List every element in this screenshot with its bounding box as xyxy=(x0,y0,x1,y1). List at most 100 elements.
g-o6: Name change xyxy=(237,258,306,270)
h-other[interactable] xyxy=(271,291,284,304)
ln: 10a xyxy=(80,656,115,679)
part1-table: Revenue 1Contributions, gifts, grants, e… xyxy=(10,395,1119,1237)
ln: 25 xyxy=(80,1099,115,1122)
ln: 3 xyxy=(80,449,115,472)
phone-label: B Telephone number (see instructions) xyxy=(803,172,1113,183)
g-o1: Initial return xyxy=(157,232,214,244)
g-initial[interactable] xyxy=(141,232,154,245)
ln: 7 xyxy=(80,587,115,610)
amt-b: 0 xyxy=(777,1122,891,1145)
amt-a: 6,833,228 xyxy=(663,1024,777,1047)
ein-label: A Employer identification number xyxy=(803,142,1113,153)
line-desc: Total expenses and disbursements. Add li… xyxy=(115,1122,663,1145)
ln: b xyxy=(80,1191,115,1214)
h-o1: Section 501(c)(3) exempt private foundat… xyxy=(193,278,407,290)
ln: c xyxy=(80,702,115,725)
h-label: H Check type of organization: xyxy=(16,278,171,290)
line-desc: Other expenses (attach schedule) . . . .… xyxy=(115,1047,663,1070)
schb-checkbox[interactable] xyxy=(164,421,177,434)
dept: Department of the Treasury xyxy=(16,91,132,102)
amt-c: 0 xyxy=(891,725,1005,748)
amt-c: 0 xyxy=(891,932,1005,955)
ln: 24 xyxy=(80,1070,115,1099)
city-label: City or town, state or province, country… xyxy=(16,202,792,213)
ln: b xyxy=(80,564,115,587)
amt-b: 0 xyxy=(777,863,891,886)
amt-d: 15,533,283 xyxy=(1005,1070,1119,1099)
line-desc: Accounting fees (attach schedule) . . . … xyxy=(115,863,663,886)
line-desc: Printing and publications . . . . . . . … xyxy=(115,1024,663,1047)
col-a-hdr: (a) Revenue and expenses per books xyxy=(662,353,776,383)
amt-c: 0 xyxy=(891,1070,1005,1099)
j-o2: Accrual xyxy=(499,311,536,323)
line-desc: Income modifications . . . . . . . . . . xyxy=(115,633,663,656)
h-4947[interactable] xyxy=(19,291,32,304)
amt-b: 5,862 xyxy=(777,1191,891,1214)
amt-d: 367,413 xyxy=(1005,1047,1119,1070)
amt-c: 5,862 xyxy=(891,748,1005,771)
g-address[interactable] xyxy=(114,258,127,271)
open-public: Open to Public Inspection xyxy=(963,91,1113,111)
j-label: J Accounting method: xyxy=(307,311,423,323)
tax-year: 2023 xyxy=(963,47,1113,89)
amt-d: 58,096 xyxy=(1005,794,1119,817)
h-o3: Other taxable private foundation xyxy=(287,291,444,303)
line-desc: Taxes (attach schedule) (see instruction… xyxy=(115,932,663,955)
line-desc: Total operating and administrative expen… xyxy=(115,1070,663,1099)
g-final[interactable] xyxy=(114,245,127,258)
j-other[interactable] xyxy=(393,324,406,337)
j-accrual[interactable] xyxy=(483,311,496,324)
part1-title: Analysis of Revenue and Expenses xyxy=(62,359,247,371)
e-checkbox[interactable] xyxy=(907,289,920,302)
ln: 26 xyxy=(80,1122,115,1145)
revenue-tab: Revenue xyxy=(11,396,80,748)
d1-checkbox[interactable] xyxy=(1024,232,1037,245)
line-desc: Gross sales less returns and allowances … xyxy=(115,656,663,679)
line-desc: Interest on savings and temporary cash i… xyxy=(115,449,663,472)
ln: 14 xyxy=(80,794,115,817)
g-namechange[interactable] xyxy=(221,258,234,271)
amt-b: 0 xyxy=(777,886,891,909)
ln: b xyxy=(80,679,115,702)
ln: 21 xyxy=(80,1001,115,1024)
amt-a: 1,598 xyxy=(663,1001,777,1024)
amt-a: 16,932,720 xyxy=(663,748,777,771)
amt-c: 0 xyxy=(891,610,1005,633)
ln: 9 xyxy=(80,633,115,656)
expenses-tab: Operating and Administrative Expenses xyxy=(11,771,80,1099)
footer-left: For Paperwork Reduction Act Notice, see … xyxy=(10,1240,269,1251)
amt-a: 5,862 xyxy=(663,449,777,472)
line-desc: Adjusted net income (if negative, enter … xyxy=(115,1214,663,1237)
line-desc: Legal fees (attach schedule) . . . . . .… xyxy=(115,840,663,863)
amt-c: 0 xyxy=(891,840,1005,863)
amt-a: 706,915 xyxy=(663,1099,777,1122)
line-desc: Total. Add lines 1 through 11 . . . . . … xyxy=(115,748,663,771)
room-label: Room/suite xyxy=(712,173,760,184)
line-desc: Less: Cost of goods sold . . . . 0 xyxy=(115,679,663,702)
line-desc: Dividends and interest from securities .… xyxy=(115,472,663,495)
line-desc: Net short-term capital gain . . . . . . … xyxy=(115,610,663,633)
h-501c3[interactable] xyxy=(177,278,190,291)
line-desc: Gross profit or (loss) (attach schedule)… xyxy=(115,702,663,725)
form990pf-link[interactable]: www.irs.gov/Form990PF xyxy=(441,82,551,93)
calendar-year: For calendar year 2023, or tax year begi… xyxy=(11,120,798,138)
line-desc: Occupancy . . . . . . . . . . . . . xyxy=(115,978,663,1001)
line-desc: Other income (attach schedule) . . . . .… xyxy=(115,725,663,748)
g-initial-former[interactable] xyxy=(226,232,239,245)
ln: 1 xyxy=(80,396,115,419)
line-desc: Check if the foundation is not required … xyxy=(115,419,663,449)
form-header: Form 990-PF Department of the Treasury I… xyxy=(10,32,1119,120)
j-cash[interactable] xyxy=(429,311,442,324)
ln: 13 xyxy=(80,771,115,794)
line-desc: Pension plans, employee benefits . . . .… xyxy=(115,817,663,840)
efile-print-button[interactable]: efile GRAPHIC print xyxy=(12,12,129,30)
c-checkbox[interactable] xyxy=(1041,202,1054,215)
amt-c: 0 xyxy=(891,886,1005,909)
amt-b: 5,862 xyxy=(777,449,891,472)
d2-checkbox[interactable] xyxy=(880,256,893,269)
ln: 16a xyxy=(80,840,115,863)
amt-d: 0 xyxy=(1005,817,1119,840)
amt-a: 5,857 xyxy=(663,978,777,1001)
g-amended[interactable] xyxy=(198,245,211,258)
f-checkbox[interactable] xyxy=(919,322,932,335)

What you are asked to do:
Render all of the records above as a Markdown table with the columns "Row" and "Record," giving each line a row number and leaving out blank lines.

Full solution:
| Row | Record |
|---|---|
| 1 | List every element in this screenshot with its bounding box as xyxy=(x0,y0,x1,y1). List at most 100 elements. |
| 2 | g-o6: Name change xyxy=(237,258,306,270) |
| 3 | h-other[interactable] xyxy=(271,291,284,304) |
| 4 | ln: 10a xyxy=(80,656,115,679) |
| 5 | part1-table: Revenue 1Contributions, gifts, grants, e… xyxy=(10,395,1119,1237) |
| 6 | ln: 25 xyxy=(80,1099,115,1122) |
| 7 | ln: 3 xyxy=(80,449,115,472) |
| 8 | phone-label: B Telephone number (see instructions) xyxy=(803,172,1113,183) |
| 9 | g-o1: Initial return xyxy=(157,232,214,244) |
| 10 | g-initial[interactable] xyxy=(141,232,154,245) |
| 11 | ln: 7 xyxy=(80,587,115,610) |
| 12 | amt-b: 0 xyxy=(777,1122,891,1145) |
| 13 | amt-a: 6,833,228 xyxy=(663,1024,777,1047) |
| 14 | ein-label: A Employer identification number xyxy=(803,142,1113,153) |
| 15 | line-desc: Total expenses and disbursements. Add li… xyxy=(115,1122,663,1145) |
| 16 | ln: b xyxy=(80,1191,115,1214) |
| 17 | h-o1: Section 501(c)(3) exempt private foundat… xyxy=(193,278,407,290) |
| 18 | ln: c xyxy=(80,702,115,725) |
| 19 | h-label: H Check type of organization: xyxy=(16,278,171,290) |
| 20 | line-desc: Other expenses (attach schedule) . . . .… xyxy=(115,1047,663,1070) |
| 21 | schb-checkbox[interactable] xyxy=(164,421,177,434) |
| 22 | dept: Department of the Treasury xyxy=(16,91,132,102) |
| 23 | amt-c: 0 xyxy=(891,725,1005,748) |
| 24 | amt-c: 0 xyxy=(891,932,1005,955) |
| 25 | ln: 24 xyxy=(80,1070,115,1099) |
| 26 | city-label: City or town, state or province, country… xyxy=(16,202,792,213) |
| 27 | ln: b xyxy=(80,564,115,587) |
| 28 | amt-b: 0 xyxy=(777,863,891,886) |
| 29 | amt-d: 15,533,283 xyxy=(1005,1070,1119,1099) |
| 30 | line-desc: Accounting fees (attach schedule) . . . … xyxy=(115,863,663,886) |
| 31 | line-desc: Printing and publications . . . . . . . … xyxy=(115,1024,663,1047) |
| 32 | col-a-hdr: (a) Revenue and expenses per books xyxy=(662,353,776,383) |
| 33 | amt-c: 0 xyxy=(891,1070,1005,1099) |
| 34 | j-o2: Accrual xyxy=(499,311,536,323) |
| 35 | line-desc: Income modifications . . . . . . . . . . xyxy=(115,633,663,656) |
| 36 | h-4947[interactable] xyxy=(19,291,32,304) |
| 37 | amt-b: 5,862 xyxy=(777,1191,891,1214) |
| 38 | amt-d: 367,413 xyxy=(1005,1047,1119,1070) |
| 39 | amt-c: 5,862 xyxy=(891,748,1005,771) |
| 40 | g-address[interactable] xyxy=(114,258,127,271) |
| 41 | open-public: Open to Public Inspection xyxy=(963,91,1113,111) |
| 42 | j-label: J Accounting method: xyxy=(307,311,423,323) |
| 43 | tax-year: 2023 xyxy=(963,47,1113,89) |
| 44 | amt-d: 58,096 xyxy=(1005,794,1119,817) |
| 45 | h-o3: Other taxable private foundation xyxy=(287,291,444,303) |
| 46 | line-desc: Taxes (attach schedule) (see instruction… xyxy=(115,932,663,955) |
| 47 | line-desc: Total operating and administrative expen… xyxy=(115,1070,663,1099) |
| 48 | g-final[interactable] xyxy=(114,245,127,258) |
| 49 | j-other[interactable] xyxy=(393,324,406,337) |
| 50 | j-accrual[interactable] xyxy=(483,311,496,324) |
| 51 | part1-title: Analysis of Revenue and Expenses xyxy=(62,359,247,371) |
| 52 | e-checkbox[interactable] xyxy=(907,289,920,302) |
| 53 | ln: 26 xyxy=(80,1122,115,1145) |
| 54 | revenue-tab: Revenue xyxy=(11,396,80,748) |
| 55 | d1-checkbox[interactable] xyxy=(1024,232,1037,245) |
| 56 | line-desc: Gross sales less returns and allowances … xyxy=(115,656,663,679) |
| 57 | line-desc: Interest on savings and temporary cash i… xyxy=(115,449,663,472) |
| 58 | ln: 14 xyxy=(80,794,115,817) |
| 59 | g-namechange[interactable] xyxy=(221,258,234,271) |
| 60 | amt-b: 0 xyxy=(777,886,891,909) |
| 61 | ln: b xyxy=(80,679,115,702) |
| 62 | ln: 21 xyxy=(80,1001,115,1024) |
| 63 | amt-a: 1,598 xyxy=(663,1001,777,1024) |
| 64 | amt-a: 16,932,720 xyxy=(663,748,777,771) |
| 65 | amt-c: 0 xyxy=(891,610,1005,633) |
| 66 | ln: 9 xyxy=(80,633,115,656) |
| 67 | expenses-tab: Operating and Administrative Expenses xyxy=(11,771,80,1099) |
| 68 | footer-left: For Paperwork Reduction Act Notice, see … xyxy=(10,1240,269,1251) |
| 69 | amt-a: 5,862 xyxy=(663,449,777,472) |
| 70 | line-desc: Adjusted net income (if negative, enter … xyxy=(115,1214,663,1237) |
| 71 | line-desc: Legal fees (attach schedule) . . . . . .… xyxy=(115,840,663,863) |
| 72 | amt-c: 0 xyxy=(891,840,1005,863) |
| 73 | amt-a: 706,915 xyxy=(663,1099,777,1122) |
| 74 | line-desc: Total. Add lines 1 through 11 . . . . . … xyxy=(115,748,663,771) |
| 75 | room-label: Room/suite xyxy=(712,173,760,184) |
| 76 | line-desc: Less: Cost of goods sold . . . . 0 xyxy=(115,679,663,702) |
| 77 | line-desc: Dividends and interest from securities .… xyxy=(115,472,663,495) |
| 78 | line-desc: Net short-term capital gain . . . . . . … xyxy=(115,610,663,633) |
| 79 | h-501c3[interactable] xyxy=(177,278,190,291) |
| 80 | line-desc: Gross profit or (loss) (attach schedule)… xyxy=(115,702,663,725) |
| 81 | form990pf-link[interactable]: www.irs.gov/Form990PF xyxy=(441,82,551,93) |
| 82 | calendar-year: For calendar year 2023, or tax year begi… xyxy=(11,120,798,138) |
| 83 | line-desc: Occupancy . . . . . . . . . . . . . xyxy=(115,978,663,1001) |
| 84 | line-desc: Other income (attach schedule) . . . . .… xyxy=(115,725,663,748) |
| 85 | g-initial-former[interactable] xyxy=(226,232,239,245) |
| 86 | ln: 1 xyxy=(80,396,115,419) |
| 87 | line-desc: Check if the foundation is not required … xyxy=(115,419,663,449) |
| 88 | form-header: Form 990-PF Department of the Treasury I… xyxy=(10,32,1119,120) |
| 89 | j-cash[interactable] xyxy=(429,311,442,324) |
| 90 | ln: 13 xyxy=(80,771,115,794) |
| 91 | line-desc: Pension plans, employee benefits . . . .… xyxy=(115,817,663,840) |
| 92 | efile-print-button[interactable]: efile GRAPHIC print xyxy=(12,12,129,30) |
| 93 | c-checkbox[interactable] xyxy=(1041,202,1054,215) |
| 94 | amt-c: 0 xyxy=(891,886,1005,909) |
| 95 | amt-b: 5,862 xyxy=(777,449,891,472) |
| 96 | d2-checkbox[interactable] xyxy=(880,256,893,269) |
| 97 | ln: 16a xyxy=(80,840,115,863) |
| 98 | amt-d: 0 xyxy=(1005,817,1119,840) |
| 99 | amt-a: 5,857 xyxy=(663,978,777,1001) |
| 100 | g-amended[interactable] xyxy=(198,245,211,258) |
| 101 | f-checkbox[interactable] xyxy=(919,322,932,335) |